Blue results before and after the lemon indicate that diet isn't a major problem. The alkaline reserve is still able to sit up and take nourishment. However, true-blues have a tendency to be worriers. Some vegetarians are world-class worriers. Among other things, they worry about the animals that are killed for meat-eaters to eat. Worriers have a problem with excess digestion - it goes on constantly, even when they haven't eaten anything. However, these people usually do not have indigestion problems. The negative fallout from worry and anxiety overrides the positive benefits they get from their good diets. Classic emotional override. Consequently, their bodies are headed toward exhaustion.

The need for diet adjustments must be evaluated according to eating habits. Many vegetarians fall into the blue-blue category. Since they eat primarily veggies and fruit, they certainly don't need to add more. But they need to include more rice cereals with their vegetables to help neutralize the effects of anxiety such as worry. A little more acid ash in their diets might tone down their pH. However, if worry is the cause of the abnormal saliva pH readings, diet alone will not improve them.

Diet is essentially a non-issue for non-vegetarians who register blue-blue. Their bodies are being stressed by their emotions. Acute anxiety is the major problem for all bluebluers.

Green - Green - Less Desirable than Blue - Blue

The steady-state green group is also combating emotional override. These are the "strong emotions" folks. Not only is anxiety a fixture, fear, anger, or rage are constant companions in one form or another. The end result is physical and physiological exhaustion.

Their saliva pH didn't respond to a sharp jolt of acid from the lemon. Their pH is high enough to indicate that some minerals are still available from their alkaline reserve, but the reserve isn't overflowing. They need to make a substantial change in their diet to reinforce their reserves. Less meat, more cooked vegetables, and some fruit are in order.

Their biggest challenge will be to change their long-standing negative attitudes to allow their bodies to rest occasionally. As it is, their bodies are working full-time to keep them ready day and night to fight or run. Green-green is not a good situation. Greengreeners make up much of the "physically and emotionally drained" set.

Yellow - Yellow - Serious Problems

Most people who are seriously ill are yellow-yellows. But not all people who are yellow-yellow are seriously ill. However, regardless of their present state of health, their diets and their attitudes need to be restructured immediately. Their alkaline reserve is either very low or, more likely; they are experiencing the effects of severe emotional override from persistent strong emotions such as hate, anger, or rage that they may not consciously think about.

Cooked vegetables need to be added to the daily diet of yellow-yellows. The vegetables must be cooked because yellow-yellow bodies aren't ready to handle raw. Even fruit may be a bit too "strong" for their overworked systems. Changes in diet should be made gradually.

Yellow-yellows are essentially up-tight. These are the folks who need pills at night to go to sleep and coffee in the morning to get going. They may think they relax when they sleep. But they are as tired when they get up as they were when they went to bed. They may sleep, but their bodies never rest. Sorting out their emotional lives and their nutritional lives should be top priority in their daily lives if they intend to continue to have a life.

§ §

_DIRECTIONS_
Decide whether each statement agrees with the saliva pH text above, answering yes or no and quoting the deciding words. (a) Worriers in the blue-blue group usually have indigestion problems. (b) Vegetables added to the yellow-yellow diet may be eaten raw. (c) The green-green group's saliva pH did not respond to the lemon.

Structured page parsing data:

§ §

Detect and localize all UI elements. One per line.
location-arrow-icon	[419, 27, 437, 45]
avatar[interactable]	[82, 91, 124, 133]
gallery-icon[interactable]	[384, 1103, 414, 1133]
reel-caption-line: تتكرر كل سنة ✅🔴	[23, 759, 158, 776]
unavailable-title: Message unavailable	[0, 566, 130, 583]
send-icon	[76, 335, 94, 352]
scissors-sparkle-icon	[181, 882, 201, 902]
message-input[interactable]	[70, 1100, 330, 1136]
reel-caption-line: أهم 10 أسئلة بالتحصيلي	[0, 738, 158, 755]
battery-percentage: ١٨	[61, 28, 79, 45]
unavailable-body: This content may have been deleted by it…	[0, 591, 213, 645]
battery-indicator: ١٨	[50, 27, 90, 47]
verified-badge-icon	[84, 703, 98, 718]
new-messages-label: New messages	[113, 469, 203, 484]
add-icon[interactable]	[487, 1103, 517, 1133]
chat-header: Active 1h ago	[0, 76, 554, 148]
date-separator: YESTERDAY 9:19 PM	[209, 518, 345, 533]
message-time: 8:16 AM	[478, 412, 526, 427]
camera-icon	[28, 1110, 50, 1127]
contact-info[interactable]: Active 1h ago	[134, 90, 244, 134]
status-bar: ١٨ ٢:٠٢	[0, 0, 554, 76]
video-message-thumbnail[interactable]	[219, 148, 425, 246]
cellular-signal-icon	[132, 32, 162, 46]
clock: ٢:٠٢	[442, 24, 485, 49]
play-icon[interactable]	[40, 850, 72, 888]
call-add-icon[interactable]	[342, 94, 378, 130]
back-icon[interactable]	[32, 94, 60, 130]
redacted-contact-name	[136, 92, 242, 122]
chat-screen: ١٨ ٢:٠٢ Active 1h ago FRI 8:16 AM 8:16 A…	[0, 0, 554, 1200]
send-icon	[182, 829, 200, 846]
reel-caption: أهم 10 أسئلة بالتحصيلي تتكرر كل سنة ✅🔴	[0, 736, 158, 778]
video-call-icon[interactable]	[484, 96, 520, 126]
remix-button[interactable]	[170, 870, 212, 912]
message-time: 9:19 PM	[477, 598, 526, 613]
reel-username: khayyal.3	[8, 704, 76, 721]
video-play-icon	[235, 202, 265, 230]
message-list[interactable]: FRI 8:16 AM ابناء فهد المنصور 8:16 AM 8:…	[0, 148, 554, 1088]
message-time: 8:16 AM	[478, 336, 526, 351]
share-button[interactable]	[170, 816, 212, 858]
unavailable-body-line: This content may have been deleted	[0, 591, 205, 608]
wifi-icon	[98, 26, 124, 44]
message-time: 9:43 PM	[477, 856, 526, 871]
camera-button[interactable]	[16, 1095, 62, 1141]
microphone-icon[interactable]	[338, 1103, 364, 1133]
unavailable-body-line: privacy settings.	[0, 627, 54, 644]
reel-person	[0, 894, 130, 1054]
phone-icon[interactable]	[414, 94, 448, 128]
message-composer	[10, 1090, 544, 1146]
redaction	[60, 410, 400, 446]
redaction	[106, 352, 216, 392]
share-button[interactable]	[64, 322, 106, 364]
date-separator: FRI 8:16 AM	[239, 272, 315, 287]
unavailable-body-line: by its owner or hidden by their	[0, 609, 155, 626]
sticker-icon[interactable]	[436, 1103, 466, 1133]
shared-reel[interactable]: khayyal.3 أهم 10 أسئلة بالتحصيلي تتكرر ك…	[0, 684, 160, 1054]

§ §

_EXPECTED OUTPUT_
(a) No: "However, these people usually do not have indigestion problems."
(b) No: "The vegetables must be cooked because yellow-yellow bodies aren't ready to handle raw."
(c) Yes: "Their saliva pH didn't respond to a sharp jolt of acid from the lemon."